Aim of the task →
Below are records; state how many of their lines hold the word "title", and give only the figure.

>>>

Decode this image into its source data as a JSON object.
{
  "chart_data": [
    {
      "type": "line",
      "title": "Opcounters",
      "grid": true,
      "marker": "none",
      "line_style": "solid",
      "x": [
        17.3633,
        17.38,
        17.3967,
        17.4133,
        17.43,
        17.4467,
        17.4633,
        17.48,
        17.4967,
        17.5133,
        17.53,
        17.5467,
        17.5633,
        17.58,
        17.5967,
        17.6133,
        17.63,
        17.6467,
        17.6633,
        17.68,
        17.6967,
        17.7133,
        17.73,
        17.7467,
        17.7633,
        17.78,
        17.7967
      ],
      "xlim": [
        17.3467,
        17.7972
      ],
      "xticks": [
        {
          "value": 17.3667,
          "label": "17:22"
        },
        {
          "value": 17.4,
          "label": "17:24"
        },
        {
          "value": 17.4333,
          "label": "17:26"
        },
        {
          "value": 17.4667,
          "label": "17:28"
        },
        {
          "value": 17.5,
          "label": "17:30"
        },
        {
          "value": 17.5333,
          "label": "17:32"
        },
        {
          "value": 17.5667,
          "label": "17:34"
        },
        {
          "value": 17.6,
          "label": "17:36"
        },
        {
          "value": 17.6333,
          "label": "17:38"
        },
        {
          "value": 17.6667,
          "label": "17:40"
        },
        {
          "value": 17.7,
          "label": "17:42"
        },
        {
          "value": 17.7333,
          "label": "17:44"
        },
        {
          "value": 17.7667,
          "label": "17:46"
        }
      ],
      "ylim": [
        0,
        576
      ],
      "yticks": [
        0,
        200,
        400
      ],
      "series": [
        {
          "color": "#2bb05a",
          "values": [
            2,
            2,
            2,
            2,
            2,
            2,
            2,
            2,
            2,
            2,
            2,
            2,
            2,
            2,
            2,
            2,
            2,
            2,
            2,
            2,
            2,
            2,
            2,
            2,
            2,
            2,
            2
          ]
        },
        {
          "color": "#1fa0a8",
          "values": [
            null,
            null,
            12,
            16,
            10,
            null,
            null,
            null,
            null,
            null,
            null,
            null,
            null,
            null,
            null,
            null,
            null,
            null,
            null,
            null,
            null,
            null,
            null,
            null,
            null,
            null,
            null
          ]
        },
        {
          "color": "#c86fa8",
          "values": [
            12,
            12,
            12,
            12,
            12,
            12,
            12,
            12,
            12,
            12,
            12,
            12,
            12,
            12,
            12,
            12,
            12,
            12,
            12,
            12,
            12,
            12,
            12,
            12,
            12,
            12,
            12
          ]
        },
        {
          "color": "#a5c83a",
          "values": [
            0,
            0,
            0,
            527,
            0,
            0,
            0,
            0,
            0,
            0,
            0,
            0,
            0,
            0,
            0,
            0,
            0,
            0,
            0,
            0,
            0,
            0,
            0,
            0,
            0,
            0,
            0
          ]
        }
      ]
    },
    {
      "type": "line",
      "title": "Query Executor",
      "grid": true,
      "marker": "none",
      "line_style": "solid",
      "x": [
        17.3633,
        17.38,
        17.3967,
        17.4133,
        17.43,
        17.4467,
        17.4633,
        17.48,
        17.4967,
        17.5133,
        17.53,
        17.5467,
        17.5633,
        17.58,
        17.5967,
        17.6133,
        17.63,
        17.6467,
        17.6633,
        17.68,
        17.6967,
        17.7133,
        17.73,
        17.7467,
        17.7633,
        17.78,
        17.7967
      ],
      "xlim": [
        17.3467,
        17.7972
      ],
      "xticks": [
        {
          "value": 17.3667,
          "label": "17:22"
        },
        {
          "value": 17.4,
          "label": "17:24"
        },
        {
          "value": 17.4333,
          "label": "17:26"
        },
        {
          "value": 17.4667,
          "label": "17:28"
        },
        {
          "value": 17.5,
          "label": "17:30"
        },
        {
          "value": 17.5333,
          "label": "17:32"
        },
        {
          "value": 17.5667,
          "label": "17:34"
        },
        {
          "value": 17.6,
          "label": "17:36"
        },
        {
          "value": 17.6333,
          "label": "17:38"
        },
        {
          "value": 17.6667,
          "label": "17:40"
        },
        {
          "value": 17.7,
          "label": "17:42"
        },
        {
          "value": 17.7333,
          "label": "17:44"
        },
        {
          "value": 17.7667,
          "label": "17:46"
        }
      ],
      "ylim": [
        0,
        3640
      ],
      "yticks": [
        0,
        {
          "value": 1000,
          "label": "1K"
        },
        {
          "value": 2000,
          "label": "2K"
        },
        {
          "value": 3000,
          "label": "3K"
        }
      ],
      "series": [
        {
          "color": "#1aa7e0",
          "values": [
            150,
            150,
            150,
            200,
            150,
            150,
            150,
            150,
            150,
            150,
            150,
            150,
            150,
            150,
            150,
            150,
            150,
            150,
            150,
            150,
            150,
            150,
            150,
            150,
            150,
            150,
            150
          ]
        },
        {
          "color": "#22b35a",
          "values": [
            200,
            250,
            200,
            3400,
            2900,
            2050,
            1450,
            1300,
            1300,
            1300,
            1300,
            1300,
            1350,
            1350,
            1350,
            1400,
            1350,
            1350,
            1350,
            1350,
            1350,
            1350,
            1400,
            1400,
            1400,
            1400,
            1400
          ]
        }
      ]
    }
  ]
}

<<<

Exercise solution →
2